### [Recorded information]
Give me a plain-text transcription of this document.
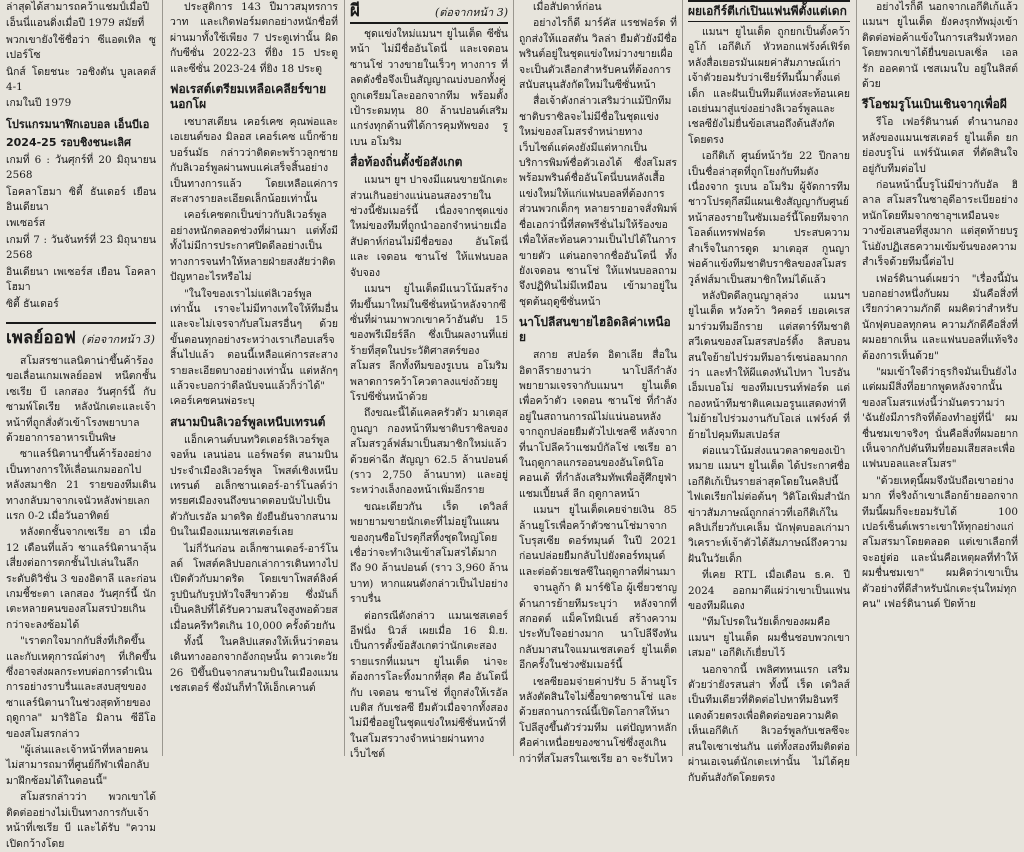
ล่าสุดได้สามารถคว้าแชมป์เมื่อปี

เอ็นนี่แอนดิ่งเมื่อปี 1979 สมัยที่

พวกเขายังใช้ชื่อว่า ซีแอตเทิล ซูเปอร์โซ

นิกส์ โดยชนะ วอชิงตัน บูลเลตส์ 4-1

เกมในปี 1979

โปรแกรมนาฬิกเอบอล เอ็นบีเอ
2024-25 รอบชิงชนะเลิศ

เกมที่ 6 : วันศุกร์ที่ 20 มิถุนายน 2568

โอคลาโฮมา ซิตี้ ธันเดอร์ เยือน อินเดียนา

เพเซอร์ส

เกมที่ 7 : วันจันทร์ที่ 23 มิถุนายน 2568

อินเดียนา เพเซอร์ส เยือน โอคลาโฮมา

ซิตี้ ธันเดอร์

เพลย์ออฟ (ต่อจากหน้า 3)

สโมสรชาแลนิตาน่าขึ้นค้าร้อง ขอเลื่อนเกมเพลย์ออฟ หนีตกชั้น เซเรีย บี เลกสอง วันศุกร์นี้ กับซามพ์โดเรีย หลังนักเตะและเจ้าหน้าที่ถูกสั่งตัวเข้าโรงพยาบาลด้วยอาการอาหารเป็นพิษ

ซาแลร์นิตานาขึ้นค้าร้องอย่างเป็นทางการให้เลื่อนเกมออกไป หลังสมาชิก 21 รายของทีมเดินทางกลับมาจากเจนัวหลังพ่ายเลกแรก 0-2 เมื่อวันอาทิตย์

หลังตกชั้นจากเซเรีย อา เมื่อ 12 เดือนที่แล้ว ซาแลร์นิตานาลุ้นเสี่ยงต่อการตกชั้นไปเล่นในลีกระดับดิวิชั่น 3 ของอิตาลี และก่อนเกมชี้ชะตา เลกสอง วันศุกร์นี้ นักเตะหลายคนของสโมสรป่วยเกินกว่าจะลงซ้อมได้

"เราตกใจมากกับสิ่งที่เกิดขึ้นและกับเหตุการณ์ต่างๆ ที่เกิดขึ้นซึ่งอาจส่งผลกระทบต่อการดำเนินการอย่างราบรื่นและสงบสุขของซาแลร์นิตานาในช่วงสุดท้ายของฤดูกาล" มาริอิโอ มิลาน ซีอีโอของสโมสรกล่าว

"ผู้เล่นและเจ้าหน้าที่หลายคนไม่สามารถมาที่ศูนย์กีฬาเพื่อกลับมาฝึกซ้อมได้ในตอนนี้"

สโมสรกล่าวว่า พวกเขาได้ติดต่ออย่างไม่เป็นทางการกับเจ้าหน้าที่เซเรีย บี และได้รับ "ความเปิดกว้างโดย

ประสูติการ 143 ปีมาวสมุทรการวาท และเกิดฟอร์มตกอย่างหนักชื่อที่ผ่านมาทั้งใช้เพียง 7 ประตูเท่านั้น ผิดกับซีซั่น 2022-23 ที่ยิง 15 ประตู และซีซั่น 2023-24 ที่ยิง 18 ประตู

ฟอเรสต์เตรียมเหลือเคลียร์ขายนอกโผ

เซบาสเตียน เคอร์เคซ คุณพ่อและเอเยนต์ของ มิลอส เคอร์เคซ แบ็กซ้ายบอร์นมัธ กล่าวว่าติดตะพร้าวลูกชายกับลิเวอร์พูลผ่านพบแค่เสร็จสิ้นอย่างเป็นทางการแล้ว โดยเหลือแค่การสะสางรายละเอียดเล็กน้อยเท่านั้น

เคอร์เคซตกเป็นข่าวกับลิเวอร์พูลอย่างหนักตลอดช่วงที่ผ่านมา แต่ทั้งมีทั้งไม่มีการประกาศปิดดีลอย่างเป็นทางการจนทำให้หลายฝ่ายสงสัยว่าติดปัญหาอะไรหรือไม่

"ในใจของเราไม่แต่ลิเวอร์พูลเท่านั้น เราจะไม่มีทางเทใจให้ทีมอื่น และจะไม่เจรจากับสโมสรอื่นๆ ด้วย ขั้นตอนทุกอย่างระหว่างเราเกือบเสร็จสิ้นไปแล้ว ตอนนี้เหลือแค่การสะสางรายละเอียดบางอย่างเท่านั้น แต่หลักๆ แล้วจะบอกว่าดีลนับจนแล้วก็ว่าได้" เคอร์เคซคนพ่อระบุ

สนามบินลิเวอร์พูลเหนีบเทรนต์

แอ็กเคานต์บนทวิตเตอร์ลิเวอร์พูล จอห์น เลนน่อน แอร์พอร์ต สนามบินประจำเมืองลิเวอร์พูล โพสต์เชิงเหนีบ เทรนต์ อเล็กซานเดอร์-อาร์โนลด์ว่าทรยศเมืองจนถึงขนาดตอบนับไปเป็นตัวกับเรอัล มาดริด ยังยืนยันจากสนามบินในเมืองแมนเชสเตอร์เลย

ไม่กี่วันก่อน อเล็กซานเดอร์-อาร์โนลด์ โพสต์คลิปบอกเล่าการเดินทางไปเปิดตัวกับมาดริด โดยเขาโพสต์ลิงค์รูปบินกับรูปหัวใจสีขาวด้วย ซึ่งมันก็เป็นคลิปที่ได้รับความสนใจสูงพอด้วยสเมื่อนครีทวิตเกิน 10,000 ครั้งด้วยกัน

ทั้งนี้ ในคลิปแสดงให้เห็นว่าตอนเดินทางออกจากอังกฤษนั้น ดาวเตะวัย 26 ปีขึ้นบินจากสนามบินในเมืองแมนเชสเตอร์ ซึ่งมันก็ทำให้เอ็กเคานต์

ผี	(ต่อจากหน้า 3)

ชุดแข่งใหม่แมนฯ ยูไนเต็ด ซีซั่นหน้า ไม่มีชื่ออันโดนี่ และเจดอน ซานโช่ วางขายในเร็วๆ ทางการ ที่ลดดังชื่อจึงเป็นสัญญาณบ่งบอกทั้งคู่ถูกเตรียมโละออกจากทีม พร้อมตั้งเป้าระดมทุน 80 ล้านปอนด์เสริมแกร่งทุกด้านที่ได้การคุมทัพของ รูเบน อโมริม

สื่อท้องถิ่นตั้งข้อสังเกต

แมนฯ ยูฯ ปาจงมีแผนขายนักเตะส่วนเกินอย่างแน่นอนสองรายในช่วงนี้ซัมเมอร์นี้ เนื่องจากชุดแข่งใหม่ของทีมที่ถูกนำออกจำหน่ายเมื่อสัปดาห์ก่อนไม่มีชื่อของ อันโตนี่ และ เจดอน ซานโช่ ให้แฟนบอลจับจอง

แมนฯ ยูไนเต็ดมีแนวโน้มสร้างทีมขึ้นมาใหม่ในซีซั่นหน้าหลังจากซีซั่นที่ผ่านมาพวกเขาคว้าอันดับ 15 ของพรีเมียร์ลีก ซึ่งเป็นผลงานที่แย่ร้ายที่สุดในประวัติศาสตร์ของสโมสร ลีกทั้งทีมของรูเบน อโมริม พลาดการคว้าโควตาลงแข่งถ้วยยูโรปซีซั่นหน้าด้วย

ถึงขณะนี้ได้แคลครัวตัว มาเตอุส กูนญา กองหน้าทีมชาติบราซิลของสโมสรวูล์ฟส์มาเป็นสมาชิกใหม่แล้วด้วยค่าฉีก สัญญา 62.5 ล้านปอนด์ (ราว 2,750 ล้านบาท) และอยู่ระหว่างเล็งกองหน้าเพิ่มอีกราย

ขณะเดียวกัน เร็ด เดวิลส์ พยายามขายนักเตะที่ไม่อยู่ในแผนของกุนซือโปรตุกีสทิ้งชุดใหญ่โดยเชื่อว่าจะทำเงินเข้าสโมสรได้มากถึง 90 ล้านปอนด์ (ราว 3,960 ล้านบาท) หากแผนดังกล่าวเป็นไปอย่างราบรื่น

ต่อกรณีดังกล่าว แมนเชสเตอร์ อีฟนิ่ง นิวส์ เผยเมื่อ 16 มิ.ย. เป็นการตั้งข้อสังเกตว่านักเตะสองรายแรกที่แมนฯ ยูไนเต็ด น่าจะต้องการโละทิ้งมากที่สุด คือ อันโตนี่กับ เจดอน ซานโช่ ที่ถูกส่งให้เรอัล เบติส กับเชลซี ยืมตัวเมื่อจากทั้งสองไม่มีชื่ออยู่ในชุดแข่งใหม่ซีซั่นหน้าที่ในสโมสรวางจำหน่ายผ่านทางเว็บไซต์

เมื่อสัปดาห์ก่อน

อย่างไรก็ดี มาร์คัส แรชฟอร์ด ที่ถูกส่งให้แอสตัน วิลล่า ยืมตัวยังมีชื่อพรินต์อยู่ในชุดแข่งใหม่วางขายเผื่อจะเป็นตัวเลือกสำหรับคนที่ต้องการสนับสนุนสังกัดใหม่ในซีซั่นหน้า

สื่อเจ้าดังกล่าวเสริมว่าแม้ปีกทีมชาติบราซิลจะไม่มีชื่อในชุดแข่งใหม่ของสโมสรจำหน่ายทางเว็บไซต์แต่คงยังมีแต่หากเป็นบริการพิมพ์ชื่อตัวเองได้ ซึ่งสโมสรพร้อมพรินต์ชื่ออันโตนี่บนหลังเสื้อแข่งใหม่ให้แก่แฟนบอลที่ต้องการ ส่วนพวกเด็กๆ หลายรายอาจสั่งพิมพ์ชื่อเอกว่านี้ที่สดพรีชั่นไม่ให้ร้องขอเพื่อให้สะท้อนความเป็นไปได้ในการขายตัว แต่นอกจากชื่ออันโตนี่ ทั้งยังเจดอน ซานโช่ ให้แฟนบอลถาม จึงปฏิทินไม่มีเหมือน เข้ามาอยู่ในชุดต้นฤดูซีซั่นหน้า

นาโปลีสนขายไฮอิดลิค่าเหนือย

สกาย สปอร์ต อิตาเลีย สื่อในอิตาลีรายงานว่า นาโปลีกำลังพยายามเจรจากับแมนฯ ยูไนเต็ด เพื่อคว้าตัว เจดอน ซานโช่ ที่กำลังอยู่ในสถานการณ์ไม่แน่นอนหลังจากถูกปล่อยยืมตัวไปเชลซี หลังจากที่นาโปลีคว้าแชมป์กัลโช่ เซเรีย อา ในฤดูกาลแกรออนของอันโตนิโอ คอนเต้ ที่กำลังเสริมทัพเพื่อสู้ศึกยูฟ่า แชมเปี้ยนส์ ลีก ฤดูกาลหน้า

แมนฯ ยูไนเต็ดเคยจ่ายเงิน 85 ล้านยูโรเพื่อคว้าตัวซานโช่มาจากโบรุสเซีย ดอร์ทมุนด์ ในปี 2021 ก่อนปล่อยยืมกลับไปยังดอร์ทมุนด์ และต่อด้วยเชลซีในฤดูกาลที่ผ่านมา

จานลูก้า ดิ มาร์ซิโอ ผู้เชี่ยวชาญด้านการย้ายทีมระบุว่า หลังจากที่ สกอตต์ แม็คโทมิเนย์ สร้างความประทับใจอย่างมาก นาโปลีจึงหันกลับมาสนใจแมนเชสเตอร์ ยูไนเต็ด อีกครั้งในช่วงซัมเมอร์นี้

เชลซียอมจ่ายค่าปรับ 5 ล้านยูโรหลังตัดสินใจไม่ซื้อขาดซานโช่ และด้วยสถานการณ์นี้เปิดโอกาสให้นาโปลีสูงขึ้นตัวร่วมทีม แต่ปัญหาหลักคือค่าเหนื่อยของซานโช่ซึ่งสูงเกินกว่าที่สโมสรในเซเรีย อา จะรับไหว

ผยเอกีร์ตีเก่เปินแฟนพีตั้งแต่เดก

แมนฯ ยูไนเต็ด ถูกยกเป็นตั้งคว้า อูโก้ เอกีติเก้ หัวหอกแฟร้งค์เฟิร์ตหลังสื่อเยอรมันเผยค่าสัมภาษณ์เก่า เจ้าตัวยอมรับว่าเชียร์ทีมนี้มาตั้งแต่เด็ก และฝันเป็นทีมตีแห่งสะท้อนเคยเอเย่นมาสู่แข่งอย่างลิเวอร์พูลและเชลซียังไม่ยื่นข้อเสนอถึงต้นสังกัดโดยตรง

เอกีติเก้ ศูนย์หน้าวัย 22 ปีกลายเป็นชื่อล่าสุดที่ถูกโยงกับทีมดัง เนื่องจาก รูเบน อโมริม ผู้จัดการทีมชาวโปรตุกีสมีแผนเชิงสัญญากับศูนย์หน้าสองรายในซัมเมอร์นี้โดยทีมจากโอลด์แทรฟฟอร์ด ประสบความสำเร็จในการดูด มาเตอุส กูนญา พ่อค้าแข้งทีมชาติบราซิลของสโมสรวูล์ฟส์มาเป็นสมาชิกใหม่ได้แล้ว

หลังปิดดีลกูนญาลุล่วง แมนฯ ยูไนเต็ด หวังคว้า วิคตอร์ เยอเคเรส มาร่วมทีมอีกราย แต่สตาร์ทีมชาติสวีเดนของสโมสรสปอร์ติ้ง ลิสบอน สนใจย้ายไปร่วมทีมอาร์เซน่อลมากกว่า และทำให้ผีแดงหันไปหา ไบรอัน เอ็มเบอโม่ ของทีมเบรนท์ฟอร์ด แต่กองหน้าทีมชาติแคเมอรูนแสดงท่าทีไม่ย้ายไปร่วมงานกับโอเล่ แฟร์งค์ ที่ย้ายไปคุมทีมสเปอร์ส

ต่อแนวโน้มส่งแนวตลาดของเป้าหมาย แมนฯ ยูไนเต็ด ได้ประกาศชื่อเอกีติเก้เป็นรายล่าสุดโดยในคลิปนี้ไฟเดเรียกไม่ต่อต้นๆ วิดิโอเพิ่มสำนักข่าวสัมภาษณ์ถูกกล่าวที่เอกีติเก้ในคลิปเกี่ยวกับเคเล็ม นักฟุตบอลเก่ามาวิเคราะห์เจ้าตัวได้สัมภาษณ์ถึงความฝันในวัยเด็ก

ที่เคย RTL เมื่อเดือน ธ.ค. ปี 2024 ออกมาตีแผ่ว่าเขาเป็นแฟนของทีมผีแดง

"ทีมโปรดในวัยเด็กของผมคือ แมนฯ ยูไนเต็ด ผมชื่นชอบพวกเขาเสมอ" เอกีติเก้เยื่ยบไว้

นอกจากนี้ เพลิศทหนแรก เสริมตัวยว่ายังรสนส่า ทั้งนี้ เร็ด เดวิลส์ เป็นทีมเดียวที่ติดต่อไปหาทีมอินทรีแดงด้วยตรงเพื่อติดต่อขอความคิดเห็นเอกีติเก้ ลิเวอร์พูลกับเชลซีจะสนใจเซาเช่นกัน แต่ทั้งสองทีมติดต่อผ่านเอเจนต์นักเตะเท่านั้น ไม่ได้คุยกับต้นสังกัดโดยตรง

อย่างไรก็ดี นอกจากเอกีติเก้แล้ว แมนฯ ยูไนเต็ด ยังคงรุกทัพมุ่งเข้าติดต่อพ่อค้าแข้งในการเสริมหัวหอกโดยพวกเขาได้ยื่นขอเบลเซิ่ล เอล รัก ออคตานั เชสเมนใบ อยู่ในลิสต์ด้วย

รีโอชมรูโนเบินเชินจากุเพื่อผี

รีโอ เฟอร์ดินานด์ ตำนานกองหลังของแมนเชสเตอร์ ยูไนเต็ด ยกย่องบรูโน่ แฟร์นันเดส ที่ตัดสินใจอยู่กับทีมต่อไป

ก่อนหน้านี้บรูโน่มีข่าวกับอัล ฮิลาล สโมสรในซาอุดีอาระเบียอย่างหนักโดยทีมจากซาอุฯเหมือนจะวางข้อเสนอที่สูงมาก แต่สุดท้ายบรูโน่ยังปฏิเสธความเข้มข้นของความสำเร็จด้วยทีมนี้ต่อไป

เฟอร์ดินานด์เผยว่า "เรื่องนี้มันบอกอย่างหนึ่งกับผม มันคือสิ่งที่เรียกว่าความภักดี ผมคิดว่าสำหรับนักฟุตบอลทุกคน ความภักดีคือสิ่งที่ผมอยากเห็น และแฟนบอลที่แท้จริงต้องการเห็นด้วย"

"ผมเข้าใจดีว่าธุรกิจมันเป็นยังไง แต่ผมมีสิ่งที่อยากพูดหลังจากนั้นของสโมสรแห่งนี้ว่ามันตรวามว่า 'ฉันยังมีภารกิจที่ต้องทำอยู่ที่นี่' ผมชื่นชมเขาจริงๆ นั่นคือสิ่งที่ผมอยากเห็นจากกัปตันทีมที่ยอมเสียสละเพื่อแฟนบอลและสโมสร"

"ด้วยเหตุนี้ผมจึงนับถือเขาอย่างมาก ที่จริงถ้าเขาเลือกย้ายออกจากทีมนี้ผมก็จะยอมรับได้ 100 เปอร์เซ็นต์เพราะเขาให้ทุกอย่างแก่สโมสรมาโดยตลอด แต่เขาเลือกที่จะอยู่ต่อ และนั่นคือเหตุผลที่ทำให้ผมชื่นชมเขา" ผมคิดว่าเขาเป็นตัวอย่างที่ดีสำหรับนักเตะรุ่นใหม่ทุกคน" เฟอร์ดินานด์ ปิดท้าย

### [Work to be completed]
Find the string "นสมาช" in the entries above and return each line that holds it.

### [Answer in full]
ถึงขณะนี้ได้แคลครัวตัว มาเตอุส กูนญา กองหน้าทีมชาติบราซิลของสโมสรวูล์ฟส์มาเป็นสมาชิกใหม่แล้วด้วยค่าฉีก สัญญา 62.5 ล้านปอนด์ (ราว 2,750 ล้านบาท) และอยู่ระหว่างเล็งกองหน้าเพิ่มอีกราย
เอกีติเก้ ศูนย์หน้าวัย 22 ปีกลายเป็นชื่อล่าสุดที่ถูกโยงกับทีมดัง เนื่องจาก รูเบน อโมริม ผู้จัดการทีมชาวโปรตุกีสมีแผนเชิงสัญญากับศูนย์หน้าสองรายในซัมเมอร์นี้โดยทีมจากโอลด์แทรฟฟอร์ด ประสบความสำเร็จในการดูด มาเตอุส กูนญา พ่อค้าแข้งทีมชาติบราซิลของสโมสรวูล์ฟส์มาเป็นสมาชิกใหม่ได้แล้ว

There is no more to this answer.